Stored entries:

········

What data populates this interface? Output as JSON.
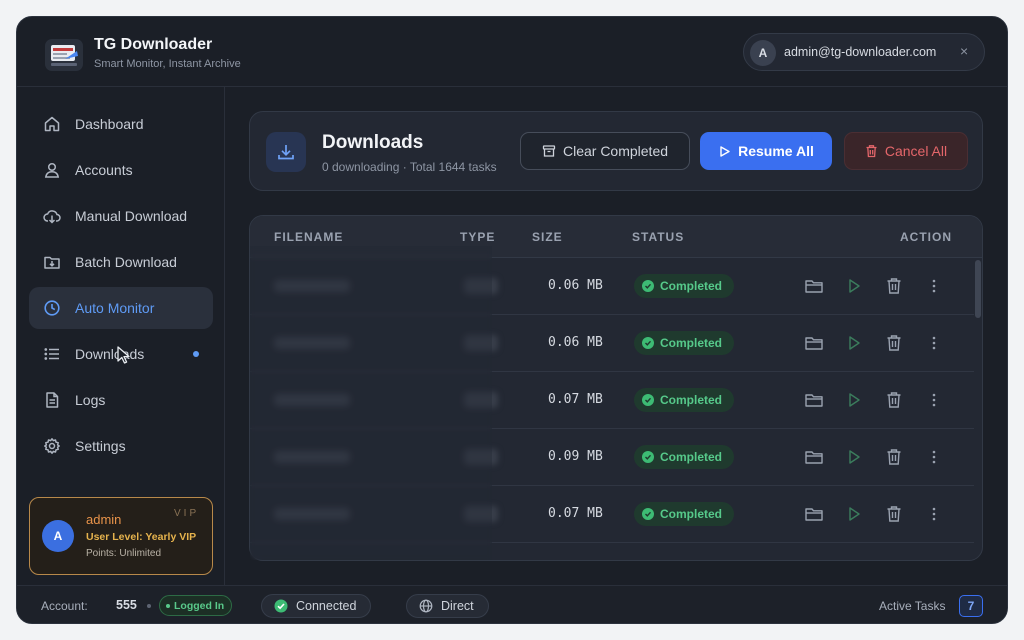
{
  "app": {
    "title": "TG Downloader",
    "subtitle": "Smart Monitor, Instant Archive"
  },
  "user": {
    "initial": "A",
    "email": "admin@tg-downloader.com",
    "close_glyph": "×"
  },
  "sidebar": {
    "items": [
      {
        "label": "Dashboard",
        "icon": "home-icon"
      },
      {
        "label": "Accounts",
        "icon": "user-icon"
      },
      {
        "label": "Manual Download",
        "icon": "cloud-download-icon"
      },
      {
        "label": "Batch Download",
        "icon": "folder-download-icon"
      },
      {
        "label": "Auto Monitor",
        "icon": "clock-icon",
        "active": true
      },
      {
        "label": "Downloads",
        "icon": "list-icon",
        "has_dot": true
      },
      {
        "label": "Logs",
        "icon": "file-icon"
      },
      {
        "label": "Settings",
        "icon": "gear-icon"
      }
    ],
    "vip": {
      "initial": "A",
      "name": "admin",
      "tag": "VIP",
      "level": "User Level: Yearly VIP",
      "points": "Points: Unlimited"
    }
  },
  "downloads": {
    "title": "Downloads",
    "subtitle": "0 downloading · Total 1644 tasks",
    "clear_label": "Clear Completed",
    "resume_label": "Resume All",
    "cancel_label": "Cancel All"
  },
  "table": {
    "columns": [
      "FILENAME",
      "TYPE",
      "SIZE",
      "STATUS",
      "ACTION"
    ],
    "rows": [
      {
        "size": "0.06 MB",
        "status": "Completed"
      },
      {
        "size": "0.06 MB",
        "status": "Completed"
      },
      {
        "size": "0.07 MB",
        "status": "Completed"
      },
      {
        "size": "0.09 MB",
        "status": "Completed"
      },
      {
        "size": "0.07 MB",
        "status": "Completed"
      }
    ]
  },
  "statusbar": {
    "account_label": "Account:",
    "account_count": "555",
    "login_status": "Logged In",
    "connection": "Connected",
    "mode": "Direct",
    "active_tasks_label": "Active Tasks",
    "active_tasks_count": "7"
  },
  "colors": {
    "accent": "#3a6ff0",
    "success": "#3dbb74",
    "danger": "#e4666a",
    "vip": "#e6b34d"
  }
}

········

Exercise directions:
Transcribe the whole listing, character for character, but not its images.

Reply to the exercise:
What data populates this interface? Output as JSON.
{
  "app": {
    "title": "TG Downloader",
    "subtitle": "Smart Monitor, Instant Archive"
  },
  "user": {
    "initial": "A",
    "email": "admin@tg-downloader.com",
    "close_glyph": "×"
  },
  "sidebar": {
    "items": [
      {
        "label": "Dashboard",
        "icon": "home-icon"
      },
      {
        "label": "Accounts",
        "icon": "user-icon"
      },
      {
        "label": "Manual Download",
        "icon": "cloud-download-icon"
      },
      {
        "label": "Batch Download",
        "icon": "folder-download-icon"
      },
      {
        "label": "Auto Monitor",
        "icon": "clock-icon",
        "active": true
      },
      {
        "label": "Downloads",
        "icon": "list-icon",
        "has_dot": true
      },
      {
        "label": "Logs",
        "icon": "file-icon"
      },
      {
        "label": "Settings",
        "icon": "gear-icon"
      }
    ],
    "vip": {
      "initial": "A",
      "name": "admin",
      "tag": "VIP",
      "level": "User Level: Yearly VIP",
      "points": "Points: Unlimited"
    }
  },
  "downloads": {
    "title": "Downloads",
    "subtitle": "0 downloading · Total 1644 tasks",
    "clear_label": "Clear Completed",
    "resume_label": "Resume All",
    "cancel_label": "Cancel All"
  },
  "table": {
    "columns": [
      "FILENAME",
      "TYPE",
      "SIZE",
      "STATUS",
      "ACTION"
    ],
    "rows": [
      {
        "size": "0.06 MB",
        "status": "Completed"
      },
      {
        "size": "0.06 MB",
        "status": "Completed"
      },
      {
        "size": "0.07 MB",
        "status": "Completed"
      },
      {
        "size": "0.09 MB",
        "status": "Completed"
      },
      {
        "size": "0.07 MB",
        "status": "Completed"
      }
    ]
  },
  "statusbar": {
    "account_label": "Account:",
    "account_count": "555",
    "login_status": "Logged In",
    "connection": "Connected",
    "mode": "Direct",
    "active_tasks_label": "Active Tasks",
    "active_tasks_count": "7"
  },
  "colors": {
    "accent": "#3a6ff0",
    "success": "#3dbb74",
    "danger": "#e4666a",
    "vip": "#e6b34d"
  }
}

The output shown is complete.